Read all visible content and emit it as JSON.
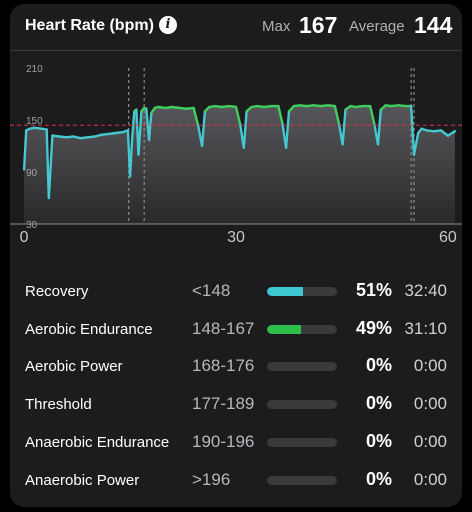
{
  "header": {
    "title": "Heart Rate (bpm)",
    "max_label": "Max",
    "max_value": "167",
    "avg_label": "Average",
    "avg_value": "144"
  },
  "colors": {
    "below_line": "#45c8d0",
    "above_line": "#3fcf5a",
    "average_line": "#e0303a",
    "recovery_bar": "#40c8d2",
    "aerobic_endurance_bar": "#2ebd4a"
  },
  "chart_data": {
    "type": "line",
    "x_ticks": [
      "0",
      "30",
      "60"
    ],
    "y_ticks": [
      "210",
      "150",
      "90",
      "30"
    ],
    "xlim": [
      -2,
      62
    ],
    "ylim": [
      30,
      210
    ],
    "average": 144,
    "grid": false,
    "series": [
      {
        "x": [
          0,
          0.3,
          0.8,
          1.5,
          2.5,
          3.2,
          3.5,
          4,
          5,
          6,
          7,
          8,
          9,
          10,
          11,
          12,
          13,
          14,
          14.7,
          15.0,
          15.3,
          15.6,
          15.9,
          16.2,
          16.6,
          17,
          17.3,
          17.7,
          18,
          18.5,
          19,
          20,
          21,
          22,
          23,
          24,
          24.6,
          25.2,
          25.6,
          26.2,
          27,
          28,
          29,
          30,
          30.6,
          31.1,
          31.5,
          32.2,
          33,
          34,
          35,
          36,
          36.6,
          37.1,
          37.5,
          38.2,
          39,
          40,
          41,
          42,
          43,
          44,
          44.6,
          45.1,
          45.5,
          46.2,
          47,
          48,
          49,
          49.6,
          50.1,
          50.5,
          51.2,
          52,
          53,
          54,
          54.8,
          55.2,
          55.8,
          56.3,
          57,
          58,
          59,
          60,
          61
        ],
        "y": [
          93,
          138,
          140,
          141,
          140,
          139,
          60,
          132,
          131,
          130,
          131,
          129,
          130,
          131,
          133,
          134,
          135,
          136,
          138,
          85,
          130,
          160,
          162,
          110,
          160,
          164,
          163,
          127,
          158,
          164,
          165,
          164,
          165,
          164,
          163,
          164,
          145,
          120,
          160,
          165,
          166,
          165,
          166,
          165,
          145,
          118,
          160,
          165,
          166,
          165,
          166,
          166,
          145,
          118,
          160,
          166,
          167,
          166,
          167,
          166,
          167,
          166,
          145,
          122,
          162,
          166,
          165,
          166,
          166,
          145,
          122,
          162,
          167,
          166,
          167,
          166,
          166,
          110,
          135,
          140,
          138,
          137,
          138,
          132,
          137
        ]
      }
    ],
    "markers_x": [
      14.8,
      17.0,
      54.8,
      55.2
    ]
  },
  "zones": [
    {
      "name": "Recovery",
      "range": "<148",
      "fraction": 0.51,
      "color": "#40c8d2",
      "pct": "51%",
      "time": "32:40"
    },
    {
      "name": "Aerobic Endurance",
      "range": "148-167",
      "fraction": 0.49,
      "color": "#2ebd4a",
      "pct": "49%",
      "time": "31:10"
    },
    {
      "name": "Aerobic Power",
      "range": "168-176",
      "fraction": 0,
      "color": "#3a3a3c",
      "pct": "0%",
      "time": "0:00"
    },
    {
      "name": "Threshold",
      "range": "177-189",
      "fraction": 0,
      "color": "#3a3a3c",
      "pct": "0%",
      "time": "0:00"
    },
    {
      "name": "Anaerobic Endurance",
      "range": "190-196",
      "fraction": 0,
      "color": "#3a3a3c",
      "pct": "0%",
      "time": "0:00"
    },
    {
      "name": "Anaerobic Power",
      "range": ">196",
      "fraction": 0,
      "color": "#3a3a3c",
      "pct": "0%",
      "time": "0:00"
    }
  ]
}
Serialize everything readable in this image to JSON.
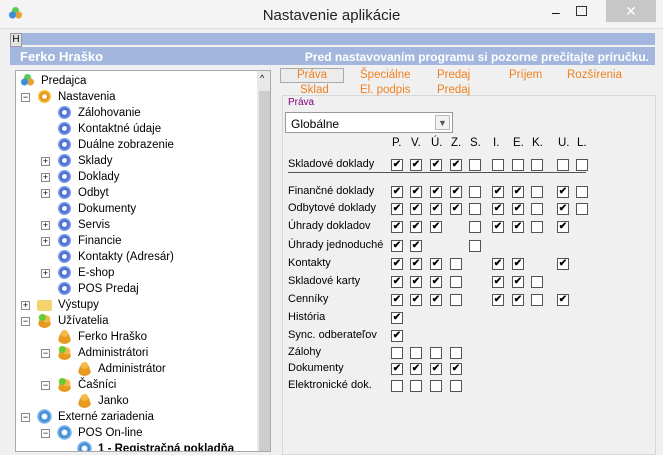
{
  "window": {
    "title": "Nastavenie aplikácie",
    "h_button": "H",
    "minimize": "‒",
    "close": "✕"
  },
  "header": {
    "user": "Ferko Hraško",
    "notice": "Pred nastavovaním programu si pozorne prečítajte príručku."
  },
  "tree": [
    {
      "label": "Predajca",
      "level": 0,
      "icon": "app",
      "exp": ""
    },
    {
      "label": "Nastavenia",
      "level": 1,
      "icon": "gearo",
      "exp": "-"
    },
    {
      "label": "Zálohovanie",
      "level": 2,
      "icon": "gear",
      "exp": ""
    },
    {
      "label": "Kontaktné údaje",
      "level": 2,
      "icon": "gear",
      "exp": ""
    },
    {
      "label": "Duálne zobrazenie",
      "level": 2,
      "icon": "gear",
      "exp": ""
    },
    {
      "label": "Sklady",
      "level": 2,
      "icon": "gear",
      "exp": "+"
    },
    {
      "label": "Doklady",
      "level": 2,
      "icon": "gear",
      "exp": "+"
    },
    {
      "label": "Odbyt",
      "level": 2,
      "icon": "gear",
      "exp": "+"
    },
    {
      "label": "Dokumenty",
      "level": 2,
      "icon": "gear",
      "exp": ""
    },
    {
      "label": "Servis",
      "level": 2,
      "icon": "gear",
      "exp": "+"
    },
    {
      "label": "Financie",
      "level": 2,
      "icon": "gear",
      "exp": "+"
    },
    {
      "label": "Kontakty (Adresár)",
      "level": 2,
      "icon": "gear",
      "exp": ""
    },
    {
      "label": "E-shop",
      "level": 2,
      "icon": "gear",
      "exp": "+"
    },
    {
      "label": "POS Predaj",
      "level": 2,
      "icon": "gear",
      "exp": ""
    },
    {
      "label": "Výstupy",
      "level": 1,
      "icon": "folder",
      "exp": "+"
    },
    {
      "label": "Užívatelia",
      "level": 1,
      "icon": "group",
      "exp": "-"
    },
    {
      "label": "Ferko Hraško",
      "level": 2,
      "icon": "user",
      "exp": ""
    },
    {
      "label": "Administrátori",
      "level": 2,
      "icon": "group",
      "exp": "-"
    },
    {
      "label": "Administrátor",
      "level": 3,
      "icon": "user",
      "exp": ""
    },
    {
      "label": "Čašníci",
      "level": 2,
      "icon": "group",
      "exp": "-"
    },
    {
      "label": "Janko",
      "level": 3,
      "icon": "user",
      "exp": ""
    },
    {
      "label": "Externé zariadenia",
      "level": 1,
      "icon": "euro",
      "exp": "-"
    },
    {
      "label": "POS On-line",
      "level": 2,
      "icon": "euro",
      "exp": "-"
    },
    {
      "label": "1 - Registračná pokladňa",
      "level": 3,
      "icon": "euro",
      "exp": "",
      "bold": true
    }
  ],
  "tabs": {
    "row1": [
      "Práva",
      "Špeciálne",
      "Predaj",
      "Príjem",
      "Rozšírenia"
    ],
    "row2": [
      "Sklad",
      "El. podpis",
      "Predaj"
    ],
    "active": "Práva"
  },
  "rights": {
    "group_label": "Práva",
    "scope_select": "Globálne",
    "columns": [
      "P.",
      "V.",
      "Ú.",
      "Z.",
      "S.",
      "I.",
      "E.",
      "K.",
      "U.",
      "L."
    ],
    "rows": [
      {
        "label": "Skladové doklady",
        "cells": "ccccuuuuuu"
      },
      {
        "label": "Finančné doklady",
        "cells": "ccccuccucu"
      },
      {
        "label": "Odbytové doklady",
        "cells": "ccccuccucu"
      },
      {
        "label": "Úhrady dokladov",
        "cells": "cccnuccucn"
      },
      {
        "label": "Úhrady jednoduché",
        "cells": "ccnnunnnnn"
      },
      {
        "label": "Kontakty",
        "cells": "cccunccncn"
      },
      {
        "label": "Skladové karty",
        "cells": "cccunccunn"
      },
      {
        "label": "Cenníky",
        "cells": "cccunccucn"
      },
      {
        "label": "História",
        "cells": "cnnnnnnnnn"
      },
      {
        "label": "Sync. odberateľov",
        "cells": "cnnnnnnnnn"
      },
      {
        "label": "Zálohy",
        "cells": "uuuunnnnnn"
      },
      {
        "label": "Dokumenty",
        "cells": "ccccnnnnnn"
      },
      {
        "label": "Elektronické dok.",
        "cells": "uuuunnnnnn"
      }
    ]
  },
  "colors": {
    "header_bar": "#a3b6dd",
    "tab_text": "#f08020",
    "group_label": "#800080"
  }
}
____
In the entries above, find every line holding the word "Skladové" and copy it out.

        "label": "Skladové doklady",
        "label": "Skladové karty",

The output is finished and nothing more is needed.